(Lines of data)
╔══

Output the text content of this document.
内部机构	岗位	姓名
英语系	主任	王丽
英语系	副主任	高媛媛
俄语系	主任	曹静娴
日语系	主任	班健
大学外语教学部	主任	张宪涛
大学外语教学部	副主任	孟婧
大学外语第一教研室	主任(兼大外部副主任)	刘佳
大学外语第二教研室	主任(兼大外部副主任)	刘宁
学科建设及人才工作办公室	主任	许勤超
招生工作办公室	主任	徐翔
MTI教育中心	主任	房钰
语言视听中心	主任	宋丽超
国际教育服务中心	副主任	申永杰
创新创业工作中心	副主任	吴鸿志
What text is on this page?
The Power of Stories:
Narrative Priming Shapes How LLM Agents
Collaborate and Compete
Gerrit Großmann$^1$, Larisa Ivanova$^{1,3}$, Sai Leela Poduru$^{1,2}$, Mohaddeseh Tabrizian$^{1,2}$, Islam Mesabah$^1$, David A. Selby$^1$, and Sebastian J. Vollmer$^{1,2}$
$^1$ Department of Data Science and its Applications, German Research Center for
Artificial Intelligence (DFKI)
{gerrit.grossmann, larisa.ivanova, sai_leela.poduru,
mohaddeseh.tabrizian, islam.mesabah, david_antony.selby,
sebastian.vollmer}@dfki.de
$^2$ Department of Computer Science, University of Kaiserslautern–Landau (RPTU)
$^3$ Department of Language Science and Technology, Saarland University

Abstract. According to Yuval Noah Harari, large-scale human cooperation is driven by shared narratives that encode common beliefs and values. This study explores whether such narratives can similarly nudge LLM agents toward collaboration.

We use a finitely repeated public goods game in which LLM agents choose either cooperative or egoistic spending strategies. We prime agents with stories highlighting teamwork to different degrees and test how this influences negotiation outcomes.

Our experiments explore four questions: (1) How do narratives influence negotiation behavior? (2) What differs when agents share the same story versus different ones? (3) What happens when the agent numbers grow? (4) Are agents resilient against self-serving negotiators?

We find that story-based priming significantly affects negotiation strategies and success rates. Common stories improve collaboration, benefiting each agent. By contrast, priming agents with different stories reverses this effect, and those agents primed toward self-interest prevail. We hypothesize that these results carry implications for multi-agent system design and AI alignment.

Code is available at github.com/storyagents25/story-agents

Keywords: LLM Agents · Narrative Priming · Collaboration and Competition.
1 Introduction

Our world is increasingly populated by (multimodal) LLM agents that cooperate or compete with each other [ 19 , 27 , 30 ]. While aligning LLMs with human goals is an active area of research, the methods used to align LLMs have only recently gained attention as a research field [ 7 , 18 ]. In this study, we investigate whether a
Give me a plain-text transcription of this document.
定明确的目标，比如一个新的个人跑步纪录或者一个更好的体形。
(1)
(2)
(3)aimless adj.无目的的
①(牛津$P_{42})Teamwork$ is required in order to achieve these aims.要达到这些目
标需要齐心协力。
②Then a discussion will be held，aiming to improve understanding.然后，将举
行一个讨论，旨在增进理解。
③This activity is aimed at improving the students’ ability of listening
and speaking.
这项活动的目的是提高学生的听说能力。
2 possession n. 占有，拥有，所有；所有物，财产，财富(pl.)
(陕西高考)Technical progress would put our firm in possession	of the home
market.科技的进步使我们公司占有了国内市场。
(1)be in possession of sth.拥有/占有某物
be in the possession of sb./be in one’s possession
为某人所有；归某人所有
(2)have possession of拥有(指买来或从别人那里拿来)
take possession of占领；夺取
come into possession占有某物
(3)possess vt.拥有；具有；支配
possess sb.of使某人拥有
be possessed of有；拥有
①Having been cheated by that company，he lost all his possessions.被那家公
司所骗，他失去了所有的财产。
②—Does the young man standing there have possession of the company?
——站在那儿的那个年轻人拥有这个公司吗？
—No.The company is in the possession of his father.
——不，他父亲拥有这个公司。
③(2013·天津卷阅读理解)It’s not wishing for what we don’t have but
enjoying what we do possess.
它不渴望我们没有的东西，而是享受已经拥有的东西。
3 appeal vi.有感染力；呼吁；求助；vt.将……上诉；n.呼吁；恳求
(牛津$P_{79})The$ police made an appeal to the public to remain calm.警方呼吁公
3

╚══

Return each line among the entries that holds the word "company".

①Having been cheated by that company，he lost all his possessions.被那家公
②—Does the young man standing there have possession of the company?
—No.The company is in the possession of his father.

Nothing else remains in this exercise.